[YOUR OBJECTIVE]
Below are some records. How many of their lines contain the string "liter"? Give the number only.

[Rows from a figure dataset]
● ● ● ● ●
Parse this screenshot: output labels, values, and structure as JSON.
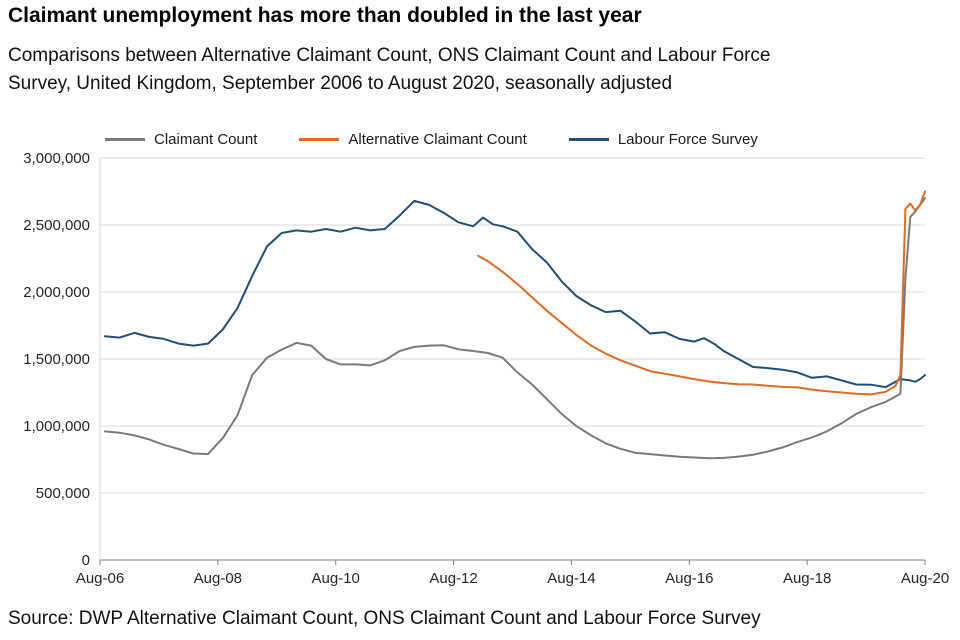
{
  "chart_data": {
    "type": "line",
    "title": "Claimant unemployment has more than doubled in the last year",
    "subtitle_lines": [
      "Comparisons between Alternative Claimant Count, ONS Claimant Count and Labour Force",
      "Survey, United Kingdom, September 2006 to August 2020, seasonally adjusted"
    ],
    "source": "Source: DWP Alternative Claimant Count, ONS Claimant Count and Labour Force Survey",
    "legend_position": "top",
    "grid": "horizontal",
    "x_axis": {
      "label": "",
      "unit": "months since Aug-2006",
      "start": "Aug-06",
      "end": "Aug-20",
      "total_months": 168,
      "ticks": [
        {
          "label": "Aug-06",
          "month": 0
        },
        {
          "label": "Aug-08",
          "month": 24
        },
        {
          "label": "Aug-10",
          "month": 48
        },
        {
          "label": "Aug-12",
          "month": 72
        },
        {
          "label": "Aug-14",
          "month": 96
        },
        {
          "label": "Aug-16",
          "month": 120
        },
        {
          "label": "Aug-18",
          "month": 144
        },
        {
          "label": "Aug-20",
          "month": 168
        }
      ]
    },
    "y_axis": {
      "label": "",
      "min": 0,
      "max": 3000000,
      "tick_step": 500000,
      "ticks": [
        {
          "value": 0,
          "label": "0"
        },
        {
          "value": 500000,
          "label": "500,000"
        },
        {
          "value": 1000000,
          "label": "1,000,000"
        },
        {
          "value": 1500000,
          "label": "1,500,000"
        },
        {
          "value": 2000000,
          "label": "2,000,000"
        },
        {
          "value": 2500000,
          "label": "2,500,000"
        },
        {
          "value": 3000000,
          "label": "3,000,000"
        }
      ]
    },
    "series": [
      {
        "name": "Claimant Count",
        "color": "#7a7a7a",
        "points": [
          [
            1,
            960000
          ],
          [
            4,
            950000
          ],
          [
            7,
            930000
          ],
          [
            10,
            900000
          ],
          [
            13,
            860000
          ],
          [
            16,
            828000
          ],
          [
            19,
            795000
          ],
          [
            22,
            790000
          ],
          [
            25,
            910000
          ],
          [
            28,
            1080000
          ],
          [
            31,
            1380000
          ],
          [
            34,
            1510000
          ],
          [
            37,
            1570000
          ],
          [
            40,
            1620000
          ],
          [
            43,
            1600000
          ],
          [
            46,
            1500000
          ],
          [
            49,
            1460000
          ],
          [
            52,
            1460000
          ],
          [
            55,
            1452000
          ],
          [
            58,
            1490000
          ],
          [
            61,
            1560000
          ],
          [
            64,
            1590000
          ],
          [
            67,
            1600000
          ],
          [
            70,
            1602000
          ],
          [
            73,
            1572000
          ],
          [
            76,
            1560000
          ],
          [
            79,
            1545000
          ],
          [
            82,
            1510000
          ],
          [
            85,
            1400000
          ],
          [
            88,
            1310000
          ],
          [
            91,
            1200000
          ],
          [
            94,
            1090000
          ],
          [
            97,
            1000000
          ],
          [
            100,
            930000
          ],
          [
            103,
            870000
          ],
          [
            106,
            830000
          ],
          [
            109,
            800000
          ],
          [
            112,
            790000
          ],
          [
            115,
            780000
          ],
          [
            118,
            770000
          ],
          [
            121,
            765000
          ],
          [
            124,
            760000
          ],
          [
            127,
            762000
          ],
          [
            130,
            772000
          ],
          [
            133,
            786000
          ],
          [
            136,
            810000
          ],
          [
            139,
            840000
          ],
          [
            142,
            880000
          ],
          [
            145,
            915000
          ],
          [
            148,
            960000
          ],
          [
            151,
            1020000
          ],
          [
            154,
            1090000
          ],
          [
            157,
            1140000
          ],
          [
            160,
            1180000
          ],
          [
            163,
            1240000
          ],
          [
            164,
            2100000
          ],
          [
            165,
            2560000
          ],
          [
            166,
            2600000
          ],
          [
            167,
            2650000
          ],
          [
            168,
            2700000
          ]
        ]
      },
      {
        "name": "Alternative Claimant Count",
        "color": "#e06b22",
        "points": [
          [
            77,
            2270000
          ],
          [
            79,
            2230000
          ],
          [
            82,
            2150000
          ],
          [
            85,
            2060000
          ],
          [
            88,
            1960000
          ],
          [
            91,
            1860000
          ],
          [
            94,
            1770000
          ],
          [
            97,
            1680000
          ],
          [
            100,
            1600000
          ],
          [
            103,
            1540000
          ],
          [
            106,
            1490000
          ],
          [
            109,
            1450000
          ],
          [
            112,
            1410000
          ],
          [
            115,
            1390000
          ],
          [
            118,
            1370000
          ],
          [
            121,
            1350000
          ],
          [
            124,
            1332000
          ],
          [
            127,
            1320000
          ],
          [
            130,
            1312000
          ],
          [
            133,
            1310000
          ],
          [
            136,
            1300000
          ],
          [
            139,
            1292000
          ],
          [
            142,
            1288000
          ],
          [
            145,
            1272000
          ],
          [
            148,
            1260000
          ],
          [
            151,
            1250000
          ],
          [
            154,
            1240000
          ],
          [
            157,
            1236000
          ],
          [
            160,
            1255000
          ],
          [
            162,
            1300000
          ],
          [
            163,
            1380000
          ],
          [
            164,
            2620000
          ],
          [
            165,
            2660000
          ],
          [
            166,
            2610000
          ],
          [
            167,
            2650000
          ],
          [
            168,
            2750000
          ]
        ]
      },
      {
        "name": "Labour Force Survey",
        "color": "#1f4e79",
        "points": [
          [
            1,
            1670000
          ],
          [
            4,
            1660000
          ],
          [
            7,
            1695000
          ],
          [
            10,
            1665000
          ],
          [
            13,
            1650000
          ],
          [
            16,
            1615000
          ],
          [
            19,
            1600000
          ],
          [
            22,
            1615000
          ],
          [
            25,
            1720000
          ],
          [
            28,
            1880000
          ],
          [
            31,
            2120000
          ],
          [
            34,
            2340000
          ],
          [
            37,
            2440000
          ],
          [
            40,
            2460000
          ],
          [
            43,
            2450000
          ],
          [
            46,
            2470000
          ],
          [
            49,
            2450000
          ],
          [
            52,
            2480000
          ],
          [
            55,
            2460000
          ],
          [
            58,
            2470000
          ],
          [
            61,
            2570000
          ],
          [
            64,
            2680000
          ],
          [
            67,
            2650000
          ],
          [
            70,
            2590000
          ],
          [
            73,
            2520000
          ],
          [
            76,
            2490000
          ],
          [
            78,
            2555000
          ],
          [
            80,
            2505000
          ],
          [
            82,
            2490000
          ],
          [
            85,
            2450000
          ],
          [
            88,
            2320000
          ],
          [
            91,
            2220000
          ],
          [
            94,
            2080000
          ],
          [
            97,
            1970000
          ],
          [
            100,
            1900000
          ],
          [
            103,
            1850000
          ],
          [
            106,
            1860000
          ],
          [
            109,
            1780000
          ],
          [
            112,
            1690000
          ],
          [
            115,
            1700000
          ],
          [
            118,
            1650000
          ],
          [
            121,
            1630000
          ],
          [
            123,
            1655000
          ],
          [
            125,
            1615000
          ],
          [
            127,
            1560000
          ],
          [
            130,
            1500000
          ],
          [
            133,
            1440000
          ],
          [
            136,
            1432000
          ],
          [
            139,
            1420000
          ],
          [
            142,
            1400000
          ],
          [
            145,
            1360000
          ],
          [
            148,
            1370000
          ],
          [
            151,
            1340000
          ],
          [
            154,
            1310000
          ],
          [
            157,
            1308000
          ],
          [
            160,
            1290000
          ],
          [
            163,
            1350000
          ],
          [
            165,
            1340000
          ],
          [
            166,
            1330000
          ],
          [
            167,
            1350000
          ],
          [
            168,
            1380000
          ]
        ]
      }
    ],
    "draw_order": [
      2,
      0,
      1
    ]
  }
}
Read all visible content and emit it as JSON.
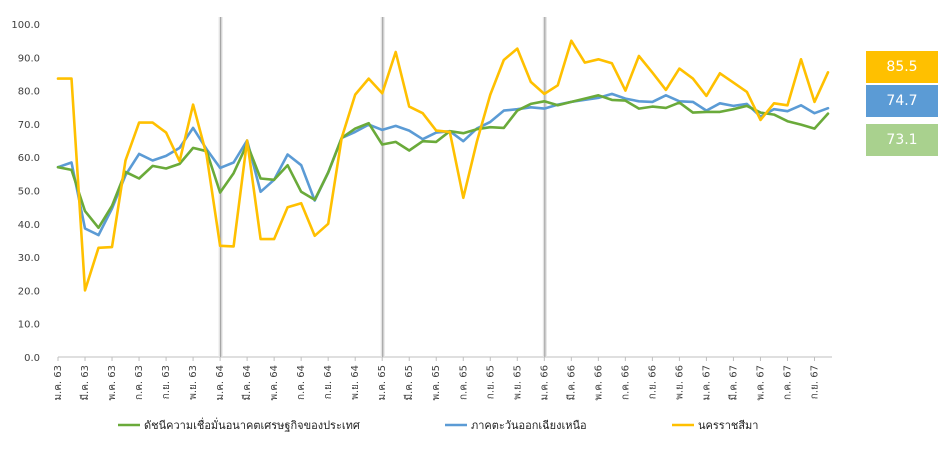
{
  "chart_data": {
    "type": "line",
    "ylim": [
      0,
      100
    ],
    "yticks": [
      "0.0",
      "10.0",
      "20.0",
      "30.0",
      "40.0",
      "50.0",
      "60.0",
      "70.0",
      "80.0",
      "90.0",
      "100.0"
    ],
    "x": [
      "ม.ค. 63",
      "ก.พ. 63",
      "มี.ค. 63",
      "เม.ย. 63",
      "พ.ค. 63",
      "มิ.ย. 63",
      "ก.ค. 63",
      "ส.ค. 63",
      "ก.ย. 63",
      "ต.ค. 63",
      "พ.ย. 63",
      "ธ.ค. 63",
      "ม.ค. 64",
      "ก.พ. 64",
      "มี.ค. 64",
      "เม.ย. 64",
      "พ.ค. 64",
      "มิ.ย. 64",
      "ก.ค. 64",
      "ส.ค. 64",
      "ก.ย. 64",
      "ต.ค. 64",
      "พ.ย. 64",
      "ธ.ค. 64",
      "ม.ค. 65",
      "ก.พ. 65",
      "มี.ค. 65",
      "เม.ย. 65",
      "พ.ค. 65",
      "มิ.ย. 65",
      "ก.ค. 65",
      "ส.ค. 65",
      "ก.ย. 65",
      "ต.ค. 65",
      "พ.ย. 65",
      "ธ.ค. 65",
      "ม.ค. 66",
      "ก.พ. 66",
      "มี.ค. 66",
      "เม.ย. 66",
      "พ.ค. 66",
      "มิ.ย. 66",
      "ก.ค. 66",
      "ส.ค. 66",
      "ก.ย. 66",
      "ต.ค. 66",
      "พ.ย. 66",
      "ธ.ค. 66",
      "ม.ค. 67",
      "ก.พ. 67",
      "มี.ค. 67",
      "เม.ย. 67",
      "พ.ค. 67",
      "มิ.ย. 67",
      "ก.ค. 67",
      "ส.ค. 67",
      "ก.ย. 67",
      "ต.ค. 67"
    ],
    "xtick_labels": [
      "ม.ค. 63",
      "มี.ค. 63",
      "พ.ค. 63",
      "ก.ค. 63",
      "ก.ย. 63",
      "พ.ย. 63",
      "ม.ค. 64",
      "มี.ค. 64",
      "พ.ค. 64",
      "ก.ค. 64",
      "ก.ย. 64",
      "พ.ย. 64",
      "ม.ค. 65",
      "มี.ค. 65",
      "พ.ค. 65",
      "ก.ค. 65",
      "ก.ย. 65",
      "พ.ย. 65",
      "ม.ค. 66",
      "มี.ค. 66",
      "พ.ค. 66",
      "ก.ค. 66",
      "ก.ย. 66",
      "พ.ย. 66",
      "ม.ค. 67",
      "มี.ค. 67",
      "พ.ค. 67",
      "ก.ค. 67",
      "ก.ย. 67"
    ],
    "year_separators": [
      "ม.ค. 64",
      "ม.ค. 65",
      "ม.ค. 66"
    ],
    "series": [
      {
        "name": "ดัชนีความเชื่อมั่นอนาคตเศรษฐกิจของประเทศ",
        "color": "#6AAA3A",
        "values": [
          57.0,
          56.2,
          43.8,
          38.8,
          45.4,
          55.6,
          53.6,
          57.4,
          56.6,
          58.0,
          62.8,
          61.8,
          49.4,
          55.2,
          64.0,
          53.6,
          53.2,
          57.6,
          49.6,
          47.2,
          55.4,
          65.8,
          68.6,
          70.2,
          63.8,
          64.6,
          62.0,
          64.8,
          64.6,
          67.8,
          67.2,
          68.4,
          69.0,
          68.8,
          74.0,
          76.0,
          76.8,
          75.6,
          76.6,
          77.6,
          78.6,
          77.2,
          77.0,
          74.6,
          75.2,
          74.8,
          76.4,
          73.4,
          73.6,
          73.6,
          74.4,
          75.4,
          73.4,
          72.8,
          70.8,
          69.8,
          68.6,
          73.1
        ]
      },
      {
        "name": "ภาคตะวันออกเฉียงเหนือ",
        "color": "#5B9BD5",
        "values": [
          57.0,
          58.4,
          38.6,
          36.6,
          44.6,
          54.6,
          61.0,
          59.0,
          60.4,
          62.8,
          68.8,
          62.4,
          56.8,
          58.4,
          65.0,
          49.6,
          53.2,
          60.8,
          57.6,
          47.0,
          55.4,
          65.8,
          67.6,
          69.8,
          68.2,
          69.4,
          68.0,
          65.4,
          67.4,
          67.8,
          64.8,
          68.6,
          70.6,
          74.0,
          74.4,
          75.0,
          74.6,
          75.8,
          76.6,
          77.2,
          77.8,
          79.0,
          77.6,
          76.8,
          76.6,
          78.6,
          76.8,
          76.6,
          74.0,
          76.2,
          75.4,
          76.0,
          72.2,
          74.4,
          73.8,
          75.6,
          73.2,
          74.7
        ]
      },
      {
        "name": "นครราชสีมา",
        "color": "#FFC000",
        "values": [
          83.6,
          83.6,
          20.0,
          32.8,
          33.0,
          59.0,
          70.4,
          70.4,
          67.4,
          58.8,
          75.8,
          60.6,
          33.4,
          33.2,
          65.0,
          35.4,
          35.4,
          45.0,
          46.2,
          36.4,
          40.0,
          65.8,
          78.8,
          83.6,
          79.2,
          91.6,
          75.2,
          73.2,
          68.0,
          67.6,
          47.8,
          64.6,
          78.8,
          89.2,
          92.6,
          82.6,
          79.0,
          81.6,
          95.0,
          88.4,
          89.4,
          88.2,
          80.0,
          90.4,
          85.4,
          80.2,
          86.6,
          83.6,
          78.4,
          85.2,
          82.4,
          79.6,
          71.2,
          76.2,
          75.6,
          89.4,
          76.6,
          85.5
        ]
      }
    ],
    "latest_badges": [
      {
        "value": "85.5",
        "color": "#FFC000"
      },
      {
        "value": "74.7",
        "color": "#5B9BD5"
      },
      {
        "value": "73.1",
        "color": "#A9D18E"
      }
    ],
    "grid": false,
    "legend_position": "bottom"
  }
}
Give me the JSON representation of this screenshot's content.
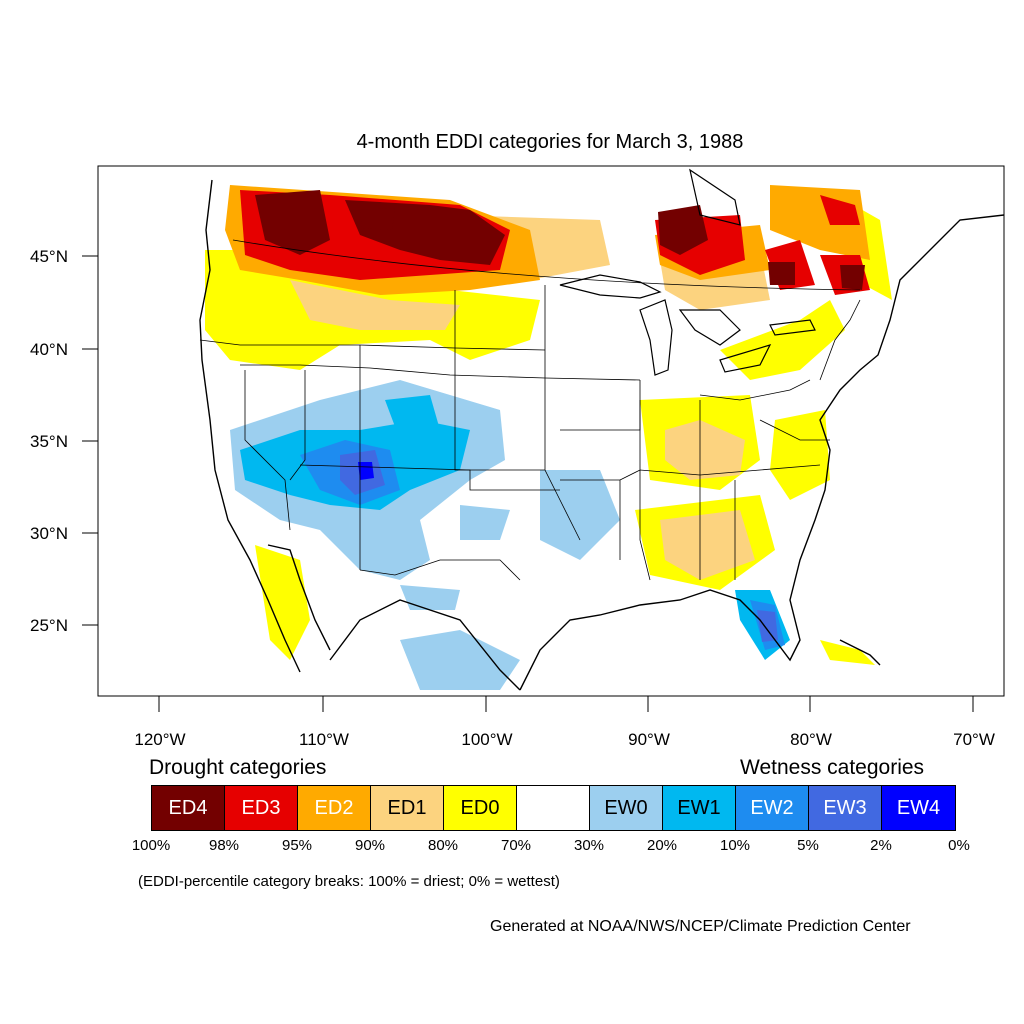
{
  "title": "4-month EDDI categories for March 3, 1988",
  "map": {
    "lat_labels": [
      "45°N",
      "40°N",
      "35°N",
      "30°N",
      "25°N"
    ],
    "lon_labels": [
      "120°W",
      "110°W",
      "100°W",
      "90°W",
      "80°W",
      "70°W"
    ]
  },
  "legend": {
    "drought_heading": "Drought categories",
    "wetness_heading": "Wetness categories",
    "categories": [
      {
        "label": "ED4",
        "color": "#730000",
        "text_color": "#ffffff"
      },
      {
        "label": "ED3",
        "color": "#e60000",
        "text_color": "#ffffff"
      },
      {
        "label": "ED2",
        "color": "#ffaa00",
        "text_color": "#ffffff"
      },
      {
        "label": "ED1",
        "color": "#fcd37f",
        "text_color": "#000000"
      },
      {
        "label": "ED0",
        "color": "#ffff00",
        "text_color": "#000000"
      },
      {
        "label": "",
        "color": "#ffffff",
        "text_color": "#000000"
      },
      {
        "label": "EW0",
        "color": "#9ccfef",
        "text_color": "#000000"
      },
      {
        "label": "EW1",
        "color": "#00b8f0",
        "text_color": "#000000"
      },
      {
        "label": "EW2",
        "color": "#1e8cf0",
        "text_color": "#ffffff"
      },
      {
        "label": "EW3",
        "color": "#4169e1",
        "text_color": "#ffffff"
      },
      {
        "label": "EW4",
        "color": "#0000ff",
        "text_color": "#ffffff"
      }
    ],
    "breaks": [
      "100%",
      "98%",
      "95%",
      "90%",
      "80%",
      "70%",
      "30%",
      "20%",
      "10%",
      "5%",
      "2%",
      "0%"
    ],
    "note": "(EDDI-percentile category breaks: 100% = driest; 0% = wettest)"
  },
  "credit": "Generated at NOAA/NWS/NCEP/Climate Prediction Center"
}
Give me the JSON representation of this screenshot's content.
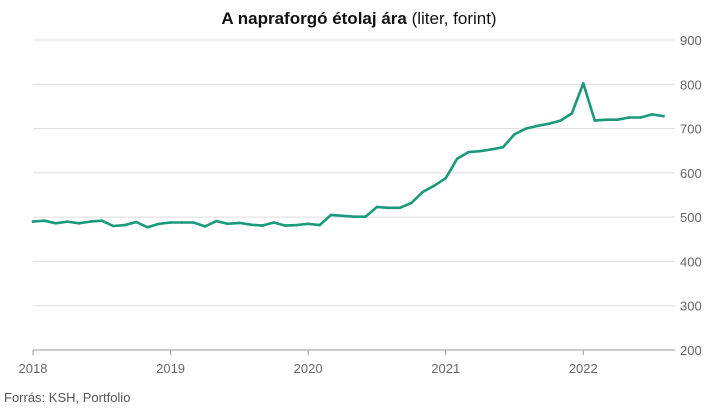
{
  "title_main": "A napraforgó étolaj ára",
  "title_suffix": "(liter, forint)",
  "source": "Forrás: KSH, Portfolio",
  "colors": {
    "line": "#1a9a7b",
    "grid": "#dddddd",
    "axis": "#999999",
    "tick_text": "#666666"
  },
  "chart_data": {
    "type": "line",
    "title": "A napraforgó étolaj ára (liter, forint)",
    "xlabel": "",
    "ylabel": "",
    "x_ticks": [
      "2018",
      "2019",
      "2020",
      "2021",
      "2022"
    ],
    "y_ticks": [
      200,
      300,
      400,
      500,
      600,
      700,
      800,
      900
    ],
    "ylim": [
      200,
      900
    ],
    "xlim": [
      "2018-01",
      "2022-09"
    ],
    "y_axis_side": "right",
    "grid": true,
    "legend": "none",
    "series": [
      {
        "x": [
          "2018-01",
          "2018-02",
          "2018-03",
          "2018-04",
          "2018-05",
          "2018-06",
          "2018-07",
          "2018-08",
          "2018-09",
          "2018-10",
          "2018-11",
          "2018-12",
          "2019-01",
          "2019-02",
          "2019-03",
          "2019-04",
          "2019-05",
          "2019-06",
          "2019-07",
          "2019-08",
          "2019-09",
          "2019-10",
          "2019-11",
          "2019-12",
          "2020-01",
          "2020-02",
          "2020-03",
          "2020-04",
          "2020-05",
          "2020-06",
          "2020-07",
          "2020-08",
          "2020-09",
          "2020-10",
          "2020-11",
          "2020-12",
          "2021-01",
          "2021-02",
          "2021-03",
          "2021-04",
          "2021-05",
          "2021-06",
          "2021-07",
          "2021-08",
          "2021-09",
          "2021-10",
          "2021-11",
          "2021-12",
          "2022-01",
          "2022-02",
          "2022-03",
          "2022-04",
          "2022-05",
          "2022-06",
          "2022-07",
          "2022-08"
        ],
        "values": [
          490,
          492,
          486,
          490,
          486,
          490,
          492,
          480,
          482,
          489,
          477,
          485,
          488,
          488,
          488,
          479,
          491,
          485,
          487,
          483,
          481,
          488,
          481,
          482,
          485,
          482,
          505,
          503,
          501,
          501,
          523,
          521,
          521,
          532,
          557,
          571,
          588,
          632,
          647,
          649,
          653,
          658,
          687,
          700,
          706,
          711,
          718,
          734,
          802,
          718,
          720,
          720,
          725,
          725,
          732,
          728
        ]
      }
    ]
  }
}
● ● ● ● ●
[ANSWER TO THE EXERCISE]
2